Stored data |
········

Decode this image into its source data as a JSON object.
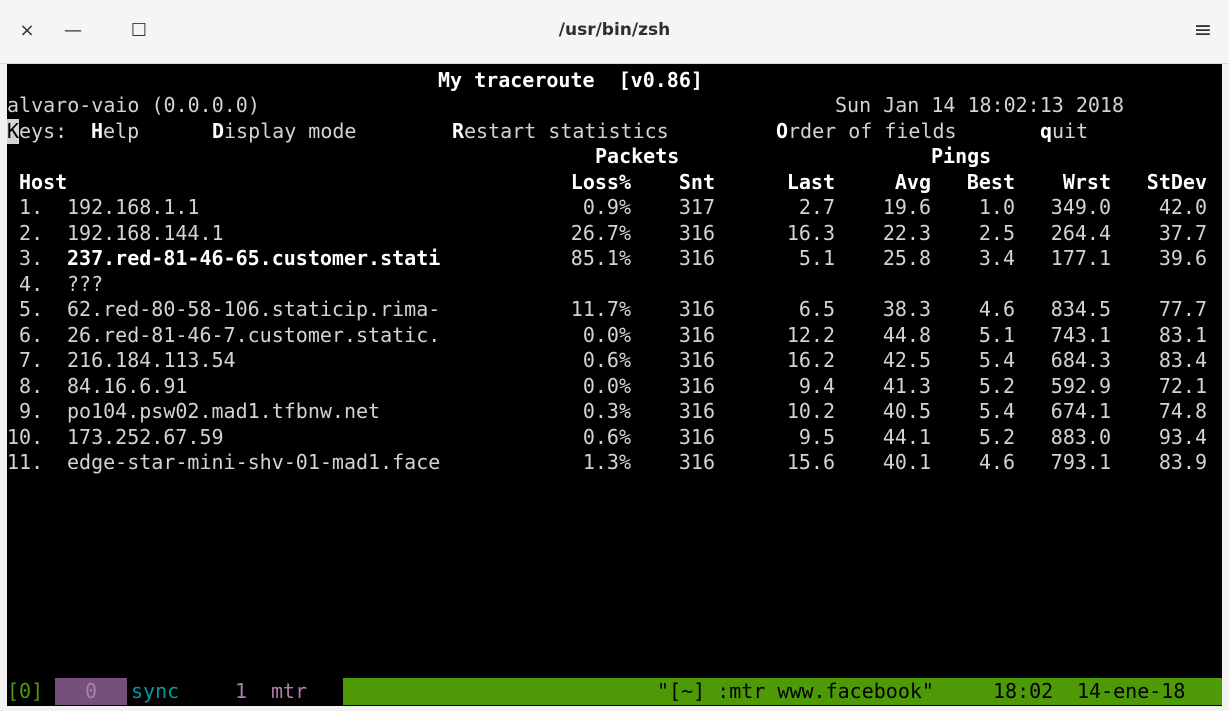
{
  "window": {
    "title": "/usr/bin/zsh",
    "close_glyph": "×",
    "minimize_glyph": "—",
    "maximize_glyph": "☐",
    "menu_glyph": "≡"
  },
  "mtr": {
    "title": "My traceroute  [v0.86]",
    "host_info": "alvaro-vaio (0.0.0.0)",
    "datetime": "Sun Jan 14 18:02:13 2018",
    "keys": {
      "label_first": "K",
      "label_rest": "eys:",
      "help_key": "H",
      "help_rest": "elp",
      "display_key": "D",
      "display_rest": "isplay mode",
      "restart_key": "R",
      "restart_rest": "estart statistics",
      "order_key": "O",
      "order_rest": "rder of fields",
      "quit_key": "q",
      "quit_rest": "uit"
    },
    "group_packets": "Packets",
    "group_pings": "Pings",
    "columns": {
      "host": "Host",
      "loss": "Loss%",
      "snt": "Snt",
      "last": "Last",
      "avg": "Avg",
      "best": "Best",
      "wrst": "Wrst",
      "stdev": "StDev"
    },
    "rows": [
      {
        "n": " 1.",
        "host": "192.168.1.1",
        "loss": "0.9%",
        "snt": "317",
        "last": "2.7",
        "avg": "19.6",
        "best": "1.0",
        "wrst": "349.0",
        "stdev": "42.0"
      },
      {
        "n": " 2.",
        "host": "192.168.144.1",
        "loss": "26.7%",
        "snt": "316",
        "last": "16.3",
        "avg": "22.3",
        "best": "2.5",
        "wrst": "264.4",
        "stdev": "37.7"
      },
      {
        "n": " 3.",
        "host": "237.red-81-46-65.customer.stati",
        "loss": "85.1%",
        "snt": "316",
        "last": "5.1",
        "avg": "25.8",
        "best": "3.4",
        "wrst": "177.1",
        "stdev": "39.6"
      },
      {
        "n": " 4.",
        "host": "???",
        "loss": "",
        "snt": "",
        "last": "",
        "avg": "",
        "best": "",
        "wrst": "",
        "stdev": ""
      },
      {
        "n": " 5.",
        "host": "62.red-80-58-106.staticip.rima-",
        "loss": "11.7%",
        "snt": "316",
        "last": "6.5",
        "avg": "38.3",
        "best": "4.6",
        "wrst": "834.5",
        "stdev": "77.7"
      },
      {
        "n": " 6.",
        "host": "26.red-81-46-7.customer.static.",
        "loss": "0.0%",
        "snt": "316",
        "last": "12.2",
        "avg": "44.8",
        "best": "5.1",
        "wrst": "743.1",
        "stdev": "83.1"
      },
      {
        "n": " 7.",
        "host": "216.184.113.54",
        "loss": "0.6%",
        "snt": "316",
        "last": "16.2",
        "avg": "42.5",
        "best": "5.4",
        "wrst": "684.3",
        "stdev": "83.4"
      },
      {
        "n": " 8.",
        "host": "84.16.6.91",
        "loss": "0.0%",
        "snt": "316",
        "last": "9.4",
        "avg": "41.3",
        "best": "5.2",
        "wrst": "592.9",
        "stdev": "72.1"
      },
      {
        "n": " 9.",
        "host": "po104.psw02.mad1.tfbnw.net",
        "loss": "0.3%",
        "snt": "316",
        "last": "10.2",
        "avg": "40.5",
        "best": "5.4",
        "wrst": "674.1",
        "stdev": "74.8"
      },
      {
        "n": "10.",
        "host": "173.252.67.59",
        "loss": "0.6%",
        "snt": "316",
        "last": "9.5",
        "avg": "44.1",
        "best": "5.2",
        "wrst": "883.0",
        "stdev": "93.4"
      },
      {
        "n": "11.",
        "host": "edge-star-mini-shv-01-mad1.face",
        "loss": "1.3%",
        "snt": "316",
        "last": "15.6",
        "avg": "40.1",
        "best": "4.6",
        "wrst": "793.1",
        "stdev": "83.9"
      }
    ]
  },
  "tmux": {
    "session": "[0]",
    "win0_index": "0",
    "win0_name": "sync",
    "win1_index": "1",
    "win1_name": "mtr",
    "pane_title": "\"[~] :mtr www.facebook\"",
    "time": "18:02",
    "date": "14-ene-18",
    "colors": {
      "bar": "#4e9a06",
      "session_fg": "#4e9a06",
      "win0_bg": "#75507b",
      "win0_name_fg": "#06989a",
      "win1_fg": "#ad7fa8"
    }
  }
}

········

Show the lines of the data that hold the word "last".

Solution to this problem |
      "last": "Last",
        "last": "2.7",
        "last": "16.3",
        "last": "5.1",
        "last": "",
        "last": "6.5",
        "last": "12.2",
        "last": "16.2",
        "last": "9.4",
        "last": "10.2",
        "last": "9.5",
        "last": "15.6",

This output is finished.